Written exercise: Check every line of the material below for the string "name", and return the ones that have it.

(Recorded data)

★ ★ ★ ★ ★

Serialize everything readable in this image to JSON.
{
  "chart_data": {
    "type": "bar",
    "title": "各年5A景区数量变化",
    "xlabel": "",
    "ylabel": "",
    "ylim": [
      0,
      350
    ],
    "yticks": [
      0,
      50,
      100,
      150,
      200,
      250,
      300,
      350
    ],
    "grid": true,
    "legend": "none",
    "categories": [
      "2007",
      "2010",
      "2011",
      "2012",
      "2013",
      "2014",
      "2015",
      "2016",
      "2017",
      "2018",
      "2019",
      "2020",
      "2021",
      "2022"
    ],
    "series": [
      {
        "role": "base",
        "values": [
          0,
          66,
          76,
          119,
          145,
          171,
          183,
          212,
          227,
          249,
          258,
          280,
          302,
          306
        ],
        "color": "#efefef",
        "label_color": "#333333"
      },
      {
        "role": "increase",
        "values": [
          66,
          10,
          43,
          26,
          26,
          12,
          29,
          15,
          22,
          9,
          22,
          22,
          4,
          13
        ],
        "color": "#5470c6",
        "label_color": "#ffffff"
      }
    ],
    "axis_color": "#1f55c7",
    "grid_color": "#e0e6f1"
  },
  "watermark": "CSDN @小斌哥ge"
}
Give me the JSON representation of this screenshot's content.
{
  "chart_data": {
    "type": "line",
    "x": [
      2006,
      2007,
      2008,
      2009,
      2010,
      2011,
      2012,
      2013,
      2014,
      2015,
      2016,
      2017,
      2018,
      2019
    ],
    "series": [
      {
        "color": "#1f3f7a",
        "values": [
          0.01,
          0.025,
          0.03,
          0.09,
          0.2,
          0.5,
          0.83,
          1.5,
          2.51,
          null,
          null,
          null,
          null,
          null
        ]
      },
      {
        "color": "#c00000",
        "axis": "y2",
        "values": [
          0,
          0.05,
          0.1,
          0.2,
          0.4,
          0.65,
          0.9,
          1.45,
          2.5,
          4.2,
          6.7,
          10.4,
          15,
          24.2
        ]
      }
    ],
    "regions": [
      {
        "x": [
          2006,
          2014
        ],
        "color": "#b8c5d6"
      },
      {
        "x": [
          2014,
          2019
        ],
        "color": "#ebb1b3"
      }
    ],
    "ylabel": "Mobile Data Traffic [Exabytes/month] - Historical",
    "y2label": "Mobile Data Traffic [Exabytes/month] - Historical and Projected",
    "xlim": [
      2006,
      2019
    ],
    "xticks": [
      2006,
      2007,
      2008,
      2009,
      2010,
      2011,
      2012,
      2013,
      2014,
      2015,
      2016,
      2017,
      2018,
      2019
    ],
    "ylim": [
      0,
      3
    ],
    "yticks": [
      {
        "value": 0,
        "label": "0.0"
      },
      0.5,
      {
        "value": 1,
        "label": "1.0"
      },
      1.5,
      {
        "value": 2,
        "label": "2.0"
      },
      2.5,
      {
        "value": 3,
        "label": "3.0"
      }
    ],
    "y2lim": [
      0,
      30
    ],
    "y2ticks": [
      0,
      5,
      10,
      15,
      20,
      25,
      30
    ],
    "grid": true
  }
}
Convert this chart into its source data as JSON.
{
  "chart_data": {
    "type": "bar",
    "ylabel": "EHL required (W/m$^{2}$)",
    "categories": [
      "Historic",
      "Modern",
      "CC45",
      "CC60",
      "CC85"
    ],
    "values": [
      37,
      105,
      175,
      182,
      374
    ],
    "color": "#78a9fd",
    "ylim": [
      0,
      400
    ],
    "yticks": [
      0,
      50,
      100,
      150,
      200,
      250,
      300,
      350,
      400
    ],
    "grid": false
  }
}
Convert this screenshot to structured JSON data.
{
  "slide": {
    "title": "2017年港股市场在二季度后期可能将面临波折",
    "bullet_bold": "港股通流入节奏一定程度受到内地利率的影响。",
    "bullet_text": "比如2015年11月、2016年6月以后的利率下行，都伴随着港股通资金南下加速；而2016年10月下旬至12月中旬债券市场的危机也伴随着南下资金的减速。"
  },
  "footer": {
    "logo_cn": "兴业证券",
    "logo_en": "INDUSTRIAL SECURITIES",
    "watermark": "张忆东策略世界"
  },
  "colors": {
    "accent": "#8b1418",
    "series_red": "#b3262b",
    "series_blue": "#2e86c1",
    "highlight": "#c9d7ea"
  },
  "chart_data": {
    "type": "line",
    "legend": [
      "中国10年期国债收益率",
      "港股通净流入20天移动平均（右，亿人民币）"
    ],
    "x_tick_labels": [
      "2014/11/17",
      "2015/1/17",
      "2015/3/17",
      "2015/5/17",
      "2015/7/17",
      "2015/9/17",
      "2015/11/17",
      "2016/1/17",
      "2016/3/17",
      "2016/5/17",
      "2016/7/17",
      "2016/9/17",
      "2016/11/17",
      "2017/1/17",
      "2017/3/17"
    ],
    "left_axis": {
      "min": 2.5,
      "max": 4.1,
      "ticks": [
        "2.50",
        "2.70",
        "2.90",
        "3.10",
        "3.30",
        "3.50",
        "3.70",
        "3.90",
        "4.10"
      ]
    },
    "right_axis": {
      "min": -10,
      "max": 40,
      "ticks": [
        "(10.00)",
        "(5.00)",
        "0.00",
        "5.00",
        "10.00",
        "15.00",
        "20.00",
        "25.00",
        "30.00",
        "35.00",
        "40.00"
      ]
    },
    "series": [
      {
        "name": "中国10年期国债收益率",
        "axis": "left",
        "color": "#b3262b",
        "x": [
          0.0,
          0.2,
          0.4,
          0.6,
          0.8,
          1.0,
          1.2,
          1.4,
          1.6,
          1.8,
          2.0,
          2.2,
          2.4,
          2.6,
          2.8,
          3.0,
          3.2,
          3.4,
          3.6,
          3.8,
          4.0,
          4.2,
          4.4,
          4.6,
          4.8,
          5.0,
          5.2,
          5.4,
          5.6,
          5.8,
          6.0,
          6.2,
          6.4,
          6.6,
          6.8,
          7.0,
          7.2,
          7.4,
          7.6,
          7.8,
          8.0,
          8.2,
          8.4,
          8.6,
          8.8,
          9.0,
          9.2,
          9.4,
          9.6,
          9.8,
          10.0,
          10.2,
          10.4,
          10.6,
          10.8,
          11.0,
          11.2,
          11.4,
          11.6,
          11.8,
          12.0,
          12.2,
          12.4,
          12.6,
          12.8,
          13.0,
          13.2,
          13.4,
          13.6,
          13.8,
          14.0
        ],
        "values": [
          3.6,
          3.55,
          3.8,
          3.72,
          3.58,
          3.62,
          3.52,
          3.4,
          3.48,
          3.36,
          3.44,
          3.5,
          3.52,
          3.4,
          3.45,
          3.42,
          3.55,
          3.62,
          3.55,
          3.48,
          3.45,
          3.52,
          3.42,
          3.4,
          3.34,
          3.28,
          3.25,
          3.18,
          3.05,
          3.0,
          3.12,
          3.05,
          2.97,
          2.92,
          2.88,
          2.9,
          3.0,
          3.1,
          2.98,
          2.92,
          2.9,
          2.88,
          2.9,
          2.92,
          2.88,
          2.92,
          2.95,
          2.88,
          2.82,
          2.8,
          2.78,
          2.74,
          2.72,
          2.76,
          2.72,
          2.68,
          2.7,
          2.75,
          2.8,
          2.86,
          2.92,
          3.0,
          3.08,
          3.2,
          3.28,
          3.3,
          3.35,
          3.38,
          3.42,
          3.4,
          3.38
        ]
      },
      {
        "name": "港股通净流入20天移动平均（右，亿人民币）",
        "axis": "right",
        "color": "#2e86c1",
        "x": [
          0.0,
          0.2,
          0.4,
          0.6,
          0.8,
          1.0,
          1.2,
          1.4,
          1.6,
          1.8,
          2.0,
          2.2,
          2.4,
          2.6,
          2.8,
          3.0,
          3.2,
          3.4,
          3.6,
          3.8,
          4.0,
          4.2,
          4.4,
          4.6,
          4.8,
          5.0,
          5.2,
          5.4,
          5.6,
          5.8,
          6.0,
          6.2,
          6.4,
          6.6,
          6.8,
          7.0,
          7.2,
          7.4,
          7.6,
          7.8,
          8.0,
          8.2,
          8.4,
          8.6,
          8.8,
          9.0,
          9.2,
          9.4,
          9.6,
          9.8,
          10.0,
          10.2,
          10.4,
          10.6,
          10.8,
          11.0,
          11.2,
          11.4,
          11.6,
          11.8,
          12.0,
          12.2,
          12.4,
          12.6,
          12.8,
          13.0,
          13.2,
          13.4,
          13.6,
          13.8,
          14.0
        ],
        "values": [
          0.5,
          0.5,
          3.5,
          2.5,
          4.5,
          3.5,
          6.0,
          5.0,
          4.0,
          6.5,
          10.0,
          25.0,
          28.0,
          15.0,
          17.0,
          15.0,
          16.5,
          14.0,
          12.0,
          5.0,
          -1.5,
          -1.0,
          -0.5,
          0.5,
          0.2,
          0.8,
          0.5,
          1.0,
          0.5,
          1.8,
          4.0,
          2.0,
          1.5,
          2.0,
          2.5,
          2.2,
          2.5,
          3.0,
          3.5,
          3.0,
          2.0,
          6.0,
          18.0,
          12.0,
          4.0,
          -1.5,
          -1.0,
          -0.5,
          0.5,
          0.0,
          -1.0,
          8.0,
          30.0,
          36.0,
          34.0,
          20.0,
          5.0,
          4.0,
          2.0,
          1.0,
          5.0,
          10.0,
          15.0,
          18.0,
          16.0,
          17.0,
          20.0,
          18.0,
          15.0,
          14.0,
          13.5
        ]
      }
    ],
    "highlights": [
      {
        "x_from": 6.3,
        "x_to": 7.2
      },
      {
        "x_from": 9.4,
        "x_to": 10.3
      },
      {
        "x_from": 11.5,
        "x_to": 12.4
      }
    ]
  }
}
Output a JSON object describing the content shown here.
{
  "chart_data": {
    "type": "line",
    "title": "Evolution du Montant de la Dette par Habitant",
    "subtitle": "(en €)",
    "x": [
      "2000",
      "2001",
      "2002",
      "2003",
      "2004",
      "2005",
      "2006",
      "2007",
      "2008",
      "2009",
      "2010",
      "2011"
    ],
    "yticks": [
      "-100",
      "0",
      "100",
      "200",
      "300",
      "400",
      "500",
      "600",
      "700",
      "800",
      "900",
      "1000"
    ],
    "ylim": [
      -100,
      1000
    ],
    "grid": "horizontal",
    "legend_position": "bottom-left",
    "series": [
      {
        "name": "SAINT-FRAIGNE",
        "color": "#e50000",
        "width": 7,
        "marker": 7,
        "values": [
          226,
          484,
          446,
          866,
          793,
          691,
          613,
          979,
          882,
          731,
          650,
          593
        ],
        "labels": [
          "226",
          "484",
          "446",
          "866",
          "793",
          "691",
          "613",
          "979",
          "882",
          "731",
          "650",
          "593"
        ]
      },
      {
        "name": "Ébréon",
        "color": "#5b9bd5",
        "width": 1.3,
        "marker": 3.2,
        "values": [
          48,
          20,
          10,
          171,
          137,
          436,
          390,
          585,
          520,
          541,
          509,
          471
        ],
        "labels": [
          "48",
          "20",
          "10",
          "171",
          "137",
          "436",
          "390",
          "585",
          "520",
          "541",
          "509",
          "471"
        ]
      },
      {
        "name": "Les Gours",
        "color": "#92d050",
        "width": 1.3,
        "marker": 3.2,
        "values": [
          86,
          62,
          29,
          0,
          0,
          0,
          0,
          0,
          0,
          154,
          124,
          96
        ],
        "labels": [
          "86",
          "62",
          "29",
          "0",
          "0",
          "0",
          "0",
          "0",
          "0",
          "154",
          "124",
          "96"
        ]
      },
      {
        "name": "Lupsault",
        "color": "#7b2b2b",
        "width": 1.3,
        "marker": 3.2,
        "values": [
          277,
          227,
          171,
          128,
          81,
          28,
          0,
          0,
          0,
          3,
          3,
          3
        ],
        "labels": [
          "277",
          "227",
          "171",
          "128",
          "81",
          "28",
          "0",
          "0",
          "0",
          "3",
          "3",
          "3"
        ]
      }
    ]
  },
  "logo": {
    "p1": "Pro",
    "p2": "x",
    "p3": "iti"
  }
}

★ ★ ★ ★ ★

Exercise result:
        "name": "中国10年期国债收益率",
        "name": "港股通净流入20天移动平均（右，亿人民币）",
        "name": "SAINT-FRAIGNE",
        "name": "Ébréon",
        "name": "Les Gours",
        "name": "Lupsault",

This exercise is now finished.